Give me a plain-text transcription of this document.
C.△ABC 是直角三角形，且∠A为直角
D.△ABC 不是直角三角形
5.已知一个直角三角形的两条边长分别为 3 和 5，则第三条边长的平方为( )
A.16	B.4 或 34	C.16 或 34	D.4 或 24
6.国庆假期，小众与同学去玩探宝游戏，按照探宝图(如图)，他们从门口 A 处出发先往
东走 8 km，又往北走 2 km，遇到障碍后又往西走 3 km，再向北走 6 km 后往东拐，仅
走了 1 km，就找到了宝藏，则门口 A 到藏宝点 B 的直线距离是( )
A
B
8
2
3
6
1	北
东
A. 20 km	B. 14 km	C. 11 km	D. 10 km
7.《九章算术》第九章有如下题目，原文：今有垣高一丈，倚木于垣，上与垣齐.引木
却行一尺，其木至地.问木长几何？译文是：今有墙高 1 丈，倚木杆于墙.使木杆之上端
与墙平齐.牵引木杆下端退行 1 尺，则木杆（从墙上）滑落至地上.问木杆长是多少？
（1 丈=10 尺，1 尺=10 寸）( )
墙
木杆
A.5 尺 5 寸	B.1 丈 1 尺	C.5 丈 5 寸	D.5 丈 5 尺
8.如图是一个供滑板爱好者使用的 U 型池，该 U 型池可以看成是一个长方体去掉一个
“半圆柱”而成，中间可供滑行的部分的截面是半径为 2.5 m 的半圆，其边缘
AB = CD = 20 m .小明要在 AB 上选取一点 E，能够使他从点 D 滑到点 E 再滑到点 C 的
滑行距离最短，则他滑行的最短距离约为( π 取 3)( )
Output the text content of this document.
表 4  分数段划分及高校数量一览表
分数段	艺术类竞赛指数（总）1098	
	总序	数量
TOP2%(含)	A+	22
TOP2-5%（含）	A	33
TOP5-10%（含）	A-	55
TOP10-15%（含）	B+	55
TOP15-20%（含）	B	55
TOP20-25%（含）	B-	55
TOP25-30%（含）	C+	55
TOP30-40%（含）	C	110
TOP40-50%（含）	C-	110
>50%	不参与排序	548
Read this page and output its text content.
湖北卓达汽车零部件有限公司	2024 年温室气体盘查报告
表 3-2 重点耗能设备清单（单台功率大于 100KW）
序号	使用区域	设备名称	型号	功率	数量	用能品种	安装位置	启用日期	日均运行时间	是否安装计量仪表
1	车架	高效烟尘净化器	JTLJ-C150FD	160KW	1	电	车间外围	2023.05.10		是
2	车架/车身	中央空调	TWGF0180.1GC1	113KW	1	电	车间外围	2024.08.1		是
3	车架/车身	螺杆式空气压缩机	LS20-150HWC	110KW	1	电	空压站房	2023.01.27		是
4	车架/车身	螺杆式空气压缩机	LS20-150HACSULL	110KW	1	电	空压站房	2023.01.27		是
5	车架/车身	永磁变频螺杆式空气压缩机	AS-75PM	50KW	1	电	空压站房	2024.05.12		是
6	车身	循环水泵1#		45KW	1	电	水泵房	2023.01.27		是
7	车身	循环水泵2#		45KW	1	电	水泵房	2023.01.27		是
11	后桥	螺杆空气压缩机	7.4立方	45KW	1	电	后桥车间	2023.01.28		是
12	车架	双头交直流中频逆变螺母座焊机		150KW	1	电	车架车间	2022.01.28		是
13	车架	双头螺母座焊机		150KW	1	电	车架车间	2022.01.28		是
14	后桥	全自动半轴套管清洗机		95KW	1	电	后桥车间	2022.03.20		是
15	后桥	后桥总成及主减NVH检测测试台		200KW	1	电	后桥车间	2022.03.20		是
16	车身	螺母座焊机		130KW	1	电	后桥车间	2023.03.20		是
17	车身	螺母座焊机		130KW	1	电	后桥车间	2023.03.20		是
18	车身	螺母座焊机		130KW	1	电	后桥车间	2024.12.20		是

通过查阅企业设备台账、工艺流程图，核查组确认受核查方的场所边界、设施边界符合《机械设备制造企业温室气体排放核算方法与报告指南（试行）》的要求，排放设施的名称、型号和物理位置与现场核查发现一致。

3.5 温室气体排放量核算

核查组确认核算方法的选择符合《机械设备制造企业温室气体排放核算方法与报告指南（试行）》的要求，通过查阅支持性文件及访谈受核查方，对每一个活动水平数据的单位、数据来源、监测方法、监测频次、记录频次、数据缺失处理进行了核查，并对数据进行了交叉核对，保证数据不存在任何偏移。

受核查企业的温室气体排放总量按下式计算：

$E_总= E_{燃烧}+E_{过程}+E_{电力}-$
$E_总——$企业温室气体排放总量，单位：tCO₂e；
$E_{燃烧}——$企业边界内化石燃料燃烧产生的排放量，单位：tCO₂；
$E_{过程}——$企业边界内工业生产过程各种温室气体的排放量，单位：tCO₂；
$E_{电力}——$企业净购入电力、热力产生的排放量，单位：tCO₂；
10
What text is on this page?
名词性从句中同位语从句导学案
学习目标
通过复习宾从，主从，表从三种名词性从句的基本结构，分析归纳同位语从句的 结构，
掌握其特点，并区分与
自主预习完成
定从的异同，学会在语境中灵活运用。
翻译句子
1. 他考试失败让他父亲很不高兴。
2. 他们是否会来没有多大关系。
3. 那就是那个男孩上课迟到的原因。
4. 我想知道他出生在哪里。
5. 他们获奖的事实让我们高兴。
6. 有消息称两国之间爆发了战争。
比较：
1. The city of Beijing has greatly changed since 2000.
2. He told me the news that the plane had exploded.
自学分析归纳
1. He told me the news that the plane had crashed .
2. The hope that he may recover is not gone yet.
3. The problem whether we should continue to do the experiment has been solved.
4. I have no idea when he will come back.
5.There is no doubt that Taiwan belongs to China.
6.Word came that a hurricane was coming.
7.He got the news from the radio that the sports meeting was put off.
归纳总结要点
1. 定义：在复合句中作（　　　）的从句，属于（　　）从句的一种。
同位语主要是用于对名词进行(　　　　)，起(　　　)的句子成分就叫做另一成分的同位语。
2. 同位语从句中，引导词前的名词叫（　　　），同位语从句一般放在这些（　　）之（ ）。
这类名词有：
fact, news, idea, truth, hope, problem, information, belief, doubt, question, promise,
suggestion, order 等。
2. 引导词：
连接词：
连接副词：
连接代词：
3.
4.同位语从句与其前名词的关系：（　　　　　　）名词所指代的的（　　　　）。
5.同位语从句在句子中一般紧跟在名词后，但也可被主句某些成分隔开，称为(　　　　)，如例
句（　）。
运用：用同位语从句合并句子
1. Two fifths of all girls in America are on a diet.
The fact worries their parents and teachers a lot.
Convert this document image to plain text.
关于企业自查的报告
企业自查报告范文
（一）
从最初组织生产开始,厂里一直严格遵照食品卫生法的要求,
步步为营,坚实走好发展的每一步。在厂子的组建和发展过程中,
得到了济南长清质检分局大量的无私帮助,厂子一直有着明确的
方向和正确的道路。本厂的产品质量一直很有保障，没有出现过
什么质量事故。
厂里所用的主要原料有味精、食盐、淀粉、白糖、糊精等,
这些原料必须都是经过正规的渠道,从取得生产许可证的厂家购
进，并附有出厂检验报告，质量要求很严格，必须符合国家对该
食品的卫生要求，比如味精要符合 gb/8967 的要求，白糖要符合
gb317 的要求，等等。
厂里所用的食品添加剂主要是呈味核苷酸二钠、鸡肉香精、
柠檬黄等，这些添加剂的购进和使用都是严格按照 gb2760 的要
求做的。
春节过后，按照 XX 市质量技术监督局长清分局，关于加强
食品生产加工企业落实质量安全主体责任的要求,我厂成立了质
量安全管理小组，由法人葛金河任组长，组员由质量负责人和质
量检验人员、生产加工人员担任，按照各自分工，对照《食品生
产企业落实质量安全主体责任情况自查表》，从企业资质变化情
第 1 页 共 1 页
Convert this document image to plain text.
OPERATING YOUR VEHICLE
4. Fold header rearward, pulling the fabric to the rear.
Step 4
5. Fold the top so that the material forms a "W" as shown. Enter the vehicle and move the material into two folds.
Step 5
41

....................

_THE REQUEST_
Check each line of the records for "this" and copy the ones that contain it.

_ANSWER TO THE EXERCISE_
Give me a plain-text transcription of this document.
Output the text content of this document.
Read this page and output its text content.
What text is on this page?
Convert this document image to plain text.
Convert this document image to plain text.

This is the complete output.